Dataset entries
+===+
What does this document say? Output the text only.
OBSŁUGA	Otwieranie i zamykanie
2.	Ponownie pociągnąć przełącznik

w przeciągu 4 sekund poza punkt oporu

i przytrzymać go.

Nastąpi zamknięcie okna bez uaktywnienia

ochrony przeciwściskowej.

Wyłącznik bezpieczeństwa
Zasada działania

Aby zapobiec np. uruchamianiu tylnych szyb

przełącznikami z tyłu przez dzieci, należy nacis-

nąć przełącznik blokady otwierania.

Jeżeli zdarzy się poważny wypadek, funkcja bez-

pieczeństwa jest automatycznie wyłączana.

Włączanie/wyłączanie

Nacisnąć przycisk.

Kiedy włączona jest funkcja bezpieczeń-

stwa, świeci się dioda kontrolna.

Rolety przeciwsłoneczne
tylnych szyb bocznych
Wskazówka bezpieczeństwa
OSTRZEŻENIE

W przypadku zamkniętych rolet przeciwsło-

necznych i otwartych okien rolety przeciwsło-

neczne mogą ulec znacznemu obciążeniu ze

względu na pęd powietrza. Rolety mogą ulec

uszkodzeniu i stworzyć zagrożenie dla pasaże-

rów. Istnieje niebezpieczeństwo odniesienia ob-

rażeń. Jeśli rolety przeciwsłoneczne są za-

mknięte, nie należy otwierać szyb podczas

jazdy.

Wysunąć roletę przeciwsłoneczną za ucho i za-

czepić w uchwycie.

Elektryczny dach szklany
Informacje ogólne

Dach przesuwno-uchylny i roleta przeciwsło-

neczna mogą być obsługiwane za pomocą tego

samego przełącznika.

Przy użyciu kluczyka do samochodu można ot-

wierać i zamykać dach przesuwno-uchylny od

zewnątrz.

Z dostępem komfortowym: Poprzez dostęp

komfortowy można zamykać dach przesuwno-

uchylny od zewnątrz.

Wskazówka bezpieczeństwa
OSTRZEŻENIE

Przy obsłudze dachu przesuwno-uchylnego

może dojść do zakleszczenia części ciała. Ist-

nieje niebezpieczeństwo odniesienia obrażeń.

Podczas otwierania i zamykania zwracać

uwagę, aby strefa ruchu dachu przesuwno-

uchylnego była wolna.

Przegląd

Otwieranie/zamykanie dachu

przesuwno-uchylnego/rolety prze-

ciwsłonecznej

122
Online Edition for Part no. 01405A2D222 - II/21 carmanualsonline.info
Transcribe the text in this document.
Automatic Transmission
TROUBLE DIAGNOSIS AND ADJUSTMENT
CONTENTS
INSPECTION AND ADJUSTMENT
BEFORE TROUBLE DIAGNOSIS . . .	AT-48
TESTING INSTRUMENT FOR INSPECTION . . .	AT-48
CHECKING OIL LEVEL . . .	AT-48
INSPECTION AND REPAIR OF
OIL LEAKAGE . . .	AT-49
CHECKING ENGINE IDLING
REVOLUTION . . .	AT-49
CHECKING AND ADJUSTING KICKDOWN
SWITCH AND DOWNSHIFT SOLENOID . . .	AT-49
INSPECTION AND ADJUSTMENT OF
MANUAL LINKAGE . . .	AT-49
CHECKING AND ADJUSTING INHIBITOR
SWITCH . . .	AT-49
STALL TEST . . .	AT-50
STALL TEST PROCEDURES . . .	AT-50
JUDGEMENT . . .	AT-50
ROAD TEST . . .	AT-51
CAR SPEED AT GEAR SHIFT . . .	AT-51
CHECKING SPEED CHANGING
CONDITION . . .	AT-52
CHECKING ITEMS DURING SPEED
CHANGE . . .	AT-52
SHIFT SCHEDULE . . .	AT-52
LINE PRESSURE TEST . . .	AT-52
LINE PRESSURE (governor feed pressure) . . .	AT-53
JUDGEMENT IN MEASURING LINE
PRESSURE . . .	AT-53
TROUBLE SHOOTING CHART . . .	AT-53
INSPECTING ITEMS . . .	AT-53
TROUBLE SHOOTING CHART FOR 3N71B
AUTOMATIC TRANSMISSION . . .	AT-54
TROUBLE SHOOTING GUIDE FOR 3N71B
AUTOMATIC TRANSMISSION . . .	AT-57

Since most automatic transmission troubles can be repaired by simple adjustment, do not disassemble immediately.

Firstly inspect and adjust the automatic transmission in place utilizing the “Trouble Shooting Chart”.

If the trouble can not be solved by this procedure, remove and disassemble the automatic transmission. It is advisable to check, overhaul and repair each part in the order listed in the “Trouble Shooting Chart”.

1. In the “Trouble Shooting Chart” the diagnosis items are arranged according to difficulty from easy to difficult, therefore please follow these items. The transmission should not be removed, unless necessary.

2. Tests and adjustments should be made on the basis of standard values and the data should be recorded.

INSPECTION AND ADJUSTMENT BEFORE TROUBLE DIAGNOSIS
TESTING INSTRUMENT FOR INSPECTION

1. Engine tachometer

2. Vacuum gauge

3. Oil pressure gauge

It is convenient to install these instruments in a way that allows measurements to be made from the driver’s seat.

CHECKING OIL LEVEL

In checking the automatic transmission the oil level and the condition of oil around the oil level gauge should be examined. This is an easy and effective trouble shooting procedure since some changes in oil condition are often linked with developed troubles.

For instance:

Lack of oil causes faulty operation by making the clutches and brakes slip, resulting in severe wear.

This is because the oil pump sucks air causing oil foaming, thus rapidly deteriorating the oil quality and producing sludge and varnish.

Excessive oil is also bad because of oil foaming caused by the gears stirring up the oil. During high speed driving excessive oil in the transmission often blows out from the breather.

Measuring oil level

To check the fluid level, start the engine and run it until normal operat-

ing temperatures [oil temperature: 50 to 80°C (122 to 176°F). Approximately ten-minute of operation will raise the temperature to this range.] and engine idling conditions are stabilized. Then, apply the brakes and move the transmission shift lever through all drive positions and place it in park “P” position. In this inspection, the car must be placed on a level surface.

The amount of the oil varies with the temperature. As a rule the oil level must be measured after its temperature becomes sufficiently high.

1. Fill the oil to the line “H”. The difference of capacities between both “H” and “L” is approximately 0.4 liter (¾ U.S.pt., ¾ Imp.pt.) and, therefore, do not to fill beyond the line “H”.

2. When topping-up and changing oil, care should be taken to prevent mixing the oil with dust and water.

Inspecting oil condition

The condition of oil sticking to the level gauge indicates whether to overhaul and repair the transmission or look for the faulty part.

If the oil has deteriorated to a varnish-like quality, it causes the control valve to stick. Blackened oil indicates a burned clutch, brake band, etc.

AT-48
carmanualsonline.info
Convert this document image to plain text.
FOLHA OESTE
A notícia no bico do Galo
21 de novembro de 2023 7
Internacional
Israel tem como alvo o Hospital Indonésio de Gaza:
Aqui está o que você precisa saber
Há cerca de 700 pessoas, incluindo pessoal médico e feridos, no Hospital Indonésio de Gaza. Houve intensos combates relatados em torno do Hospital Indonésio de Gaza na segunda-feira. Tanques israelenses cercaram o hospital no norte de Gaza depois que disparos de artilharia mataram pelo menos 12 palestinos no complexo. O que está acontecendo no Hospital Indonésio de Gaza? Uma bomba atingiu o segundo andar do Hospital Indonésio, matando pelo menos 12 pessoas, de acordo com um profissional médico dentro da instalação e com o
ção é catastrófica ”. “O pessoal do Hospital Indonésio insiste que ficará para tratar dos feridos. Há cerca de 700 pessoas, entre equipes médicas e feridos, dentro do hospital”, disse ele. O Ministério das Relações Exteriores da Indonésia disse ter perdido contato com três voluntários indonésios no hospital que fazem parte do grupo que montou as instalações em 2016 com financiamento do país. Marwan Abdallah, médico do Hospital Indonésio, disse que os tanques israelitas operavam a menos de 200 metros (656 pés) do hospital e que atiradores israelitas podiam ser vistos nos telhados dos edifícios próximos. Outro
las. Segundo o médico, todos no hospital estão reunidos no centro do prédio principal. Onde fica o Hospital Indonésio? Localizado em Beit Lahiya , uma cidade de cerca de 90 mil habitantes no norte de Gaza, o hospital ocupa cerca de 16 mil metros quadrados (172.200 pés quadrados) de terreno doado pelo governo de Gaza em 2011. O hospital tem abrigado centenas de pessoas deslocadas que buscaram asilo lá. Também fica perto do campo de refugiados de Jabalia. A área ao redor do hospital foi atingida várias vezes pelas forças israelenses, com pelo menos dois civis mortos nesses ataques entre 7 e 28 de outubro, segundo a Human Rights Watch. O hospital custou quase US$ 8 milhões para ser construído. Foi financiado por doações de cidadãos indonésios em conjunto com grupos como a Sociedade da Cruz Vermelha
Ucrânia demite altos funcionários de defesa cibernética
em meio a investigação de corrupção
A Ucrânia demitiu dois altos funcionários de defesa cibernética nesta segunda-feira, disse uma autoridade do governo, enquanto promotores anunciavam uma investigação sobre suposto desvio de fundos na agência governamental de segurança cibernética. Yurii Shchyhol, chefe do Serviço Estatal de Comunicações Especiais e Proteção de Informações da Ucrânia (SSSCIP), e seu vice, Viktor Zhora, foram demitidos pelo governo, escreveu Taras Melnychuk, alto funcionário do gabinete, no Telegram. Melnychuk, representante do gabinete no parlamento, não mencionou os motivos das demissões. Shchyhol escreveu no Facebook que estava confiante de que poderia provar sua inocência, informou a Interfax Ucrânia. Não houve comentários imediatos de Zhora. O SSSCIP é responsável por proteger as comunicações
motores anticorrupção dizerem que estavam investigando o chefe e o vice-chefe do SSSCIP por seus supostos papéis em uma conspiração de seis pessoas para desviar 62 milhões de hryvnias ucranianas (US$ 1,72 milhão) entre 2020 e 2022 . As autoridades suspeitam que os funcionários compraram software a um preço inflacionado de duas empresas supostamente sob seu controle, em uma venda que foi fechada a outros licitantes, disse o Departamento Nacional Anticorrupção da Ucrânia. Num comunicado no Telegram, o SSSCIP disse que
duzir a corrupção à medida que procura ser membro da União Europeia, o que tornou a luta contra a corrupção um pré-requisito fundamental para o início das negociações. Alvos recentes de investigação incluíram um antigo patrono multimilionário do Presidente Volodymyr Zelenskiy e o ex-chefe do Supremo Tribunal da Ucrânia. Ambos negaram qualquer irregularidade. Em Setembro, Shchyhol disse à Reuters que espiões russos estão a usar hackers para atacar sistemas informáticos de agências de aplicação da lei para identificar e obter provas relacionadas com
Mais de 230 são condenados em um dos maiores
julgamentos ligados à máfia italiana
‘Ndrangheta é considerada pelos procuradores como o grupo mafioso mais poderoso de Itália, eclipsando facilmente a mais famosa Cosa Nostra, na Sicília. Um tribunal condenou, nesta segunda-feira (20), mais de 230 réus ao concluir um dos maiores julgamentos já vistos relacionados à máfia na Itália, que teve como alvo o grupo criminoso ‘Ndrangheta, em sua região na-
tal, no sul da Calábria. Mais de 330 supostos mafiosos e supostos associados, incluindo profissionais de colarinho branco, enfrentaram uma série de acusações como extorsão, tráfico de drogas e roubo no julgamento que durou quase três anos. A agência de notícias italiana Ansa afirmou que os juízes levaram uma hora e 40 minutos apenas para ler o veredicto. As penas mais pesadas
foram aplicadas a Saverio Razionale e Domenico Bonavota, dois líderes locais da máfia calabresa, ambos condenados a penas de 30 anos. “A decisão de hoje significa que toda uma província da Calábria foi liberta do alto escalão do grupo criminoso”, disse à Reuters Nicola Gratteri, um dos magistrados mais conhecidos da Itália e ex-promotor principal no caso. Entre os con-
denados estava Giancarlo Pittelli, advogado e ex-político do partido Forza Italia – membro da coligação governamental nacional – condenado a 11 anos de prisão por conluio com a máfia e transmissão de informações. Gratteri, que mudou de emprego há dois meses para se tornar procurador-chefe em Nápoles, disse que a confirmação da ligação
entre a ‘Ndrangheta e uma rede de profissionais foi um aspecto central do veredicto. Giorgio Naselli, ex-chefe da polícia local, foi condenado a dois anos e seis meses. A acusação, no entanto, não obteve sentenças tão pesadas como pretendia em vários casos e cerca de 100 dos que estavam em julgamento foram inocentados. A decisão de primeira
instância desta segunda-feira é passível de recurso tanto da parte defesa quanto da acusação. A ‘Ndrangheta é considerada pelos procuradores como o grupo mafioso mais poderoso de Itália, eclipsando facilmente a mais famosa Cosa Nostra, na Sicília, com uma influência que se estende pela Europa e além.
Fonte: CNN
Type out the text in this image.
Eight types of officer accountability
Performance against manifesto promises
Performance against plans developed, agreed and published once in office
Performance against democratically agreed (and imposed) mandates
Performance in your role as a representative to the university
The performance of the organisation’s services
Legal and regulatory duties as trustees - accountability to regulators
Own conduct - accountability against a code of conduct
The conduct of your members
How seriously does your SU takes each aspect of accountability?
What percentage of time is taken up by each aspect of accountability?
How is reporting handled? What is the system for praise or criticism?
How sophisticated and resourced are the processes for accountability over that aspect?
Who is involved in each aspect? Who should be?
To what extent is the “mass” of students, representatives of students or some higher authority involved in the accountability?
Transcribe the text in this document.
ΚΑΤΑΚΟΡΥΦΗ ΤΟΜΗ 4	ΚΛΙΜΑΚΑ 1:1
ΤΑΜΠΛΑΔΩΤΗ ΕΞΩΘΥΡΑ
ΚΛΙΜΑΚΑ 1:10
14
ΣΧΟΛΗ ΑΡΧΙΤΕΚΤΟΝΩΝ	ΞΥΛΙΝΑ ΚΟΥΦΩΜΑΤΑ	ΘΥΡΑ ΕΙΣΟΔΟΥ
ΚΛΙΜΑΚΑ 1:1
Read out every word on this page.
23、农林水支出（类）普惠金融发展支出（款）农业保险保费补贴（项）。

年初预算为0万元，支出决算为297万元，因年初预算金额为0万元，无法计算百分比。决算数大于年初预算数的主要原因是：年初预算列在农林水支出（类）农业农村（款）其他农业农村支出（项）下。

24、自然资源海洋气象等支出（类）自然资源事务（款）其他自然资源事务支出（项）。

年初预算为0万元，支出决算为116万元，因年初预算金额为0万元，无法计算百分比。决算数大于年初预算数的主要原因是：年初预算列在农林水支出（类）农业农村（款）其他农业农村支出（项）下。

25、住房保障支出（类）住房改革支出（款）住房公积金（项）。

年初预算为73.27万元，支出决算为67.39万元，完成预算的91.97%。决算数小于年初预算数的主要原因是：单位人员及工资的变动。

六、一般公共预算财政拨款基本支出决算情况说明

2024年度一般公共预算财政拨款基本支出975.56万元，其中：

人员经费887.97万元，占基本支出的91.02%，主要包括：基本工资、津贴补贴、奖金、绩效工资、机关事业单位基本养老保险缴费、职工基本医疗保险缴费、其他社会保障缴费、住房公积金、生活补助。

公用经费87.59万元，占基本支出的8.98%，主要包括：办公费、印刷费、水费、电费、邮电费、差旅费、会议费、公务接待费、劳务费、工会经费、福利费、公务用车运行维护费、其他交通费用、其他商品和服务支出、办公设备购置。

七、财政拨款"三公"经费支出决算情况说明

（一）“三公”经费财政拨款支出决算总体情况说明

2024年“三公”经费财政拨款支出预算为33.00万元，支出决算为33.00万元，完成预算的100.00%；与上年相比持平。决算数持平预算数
+===+
■ **SET EXERCISE**
Copy every line above that includes the string "causes".

■ **ANSWER TO THE PROBLEM**
Lack of oil causes faulty operation by making the clutches and brakes slip, resulting in severe wear.
If the oil has deteriorated to a varnish-like quality, it causes the control valve to stick. Blackened oil indicates a burned clutch, brake band, etc.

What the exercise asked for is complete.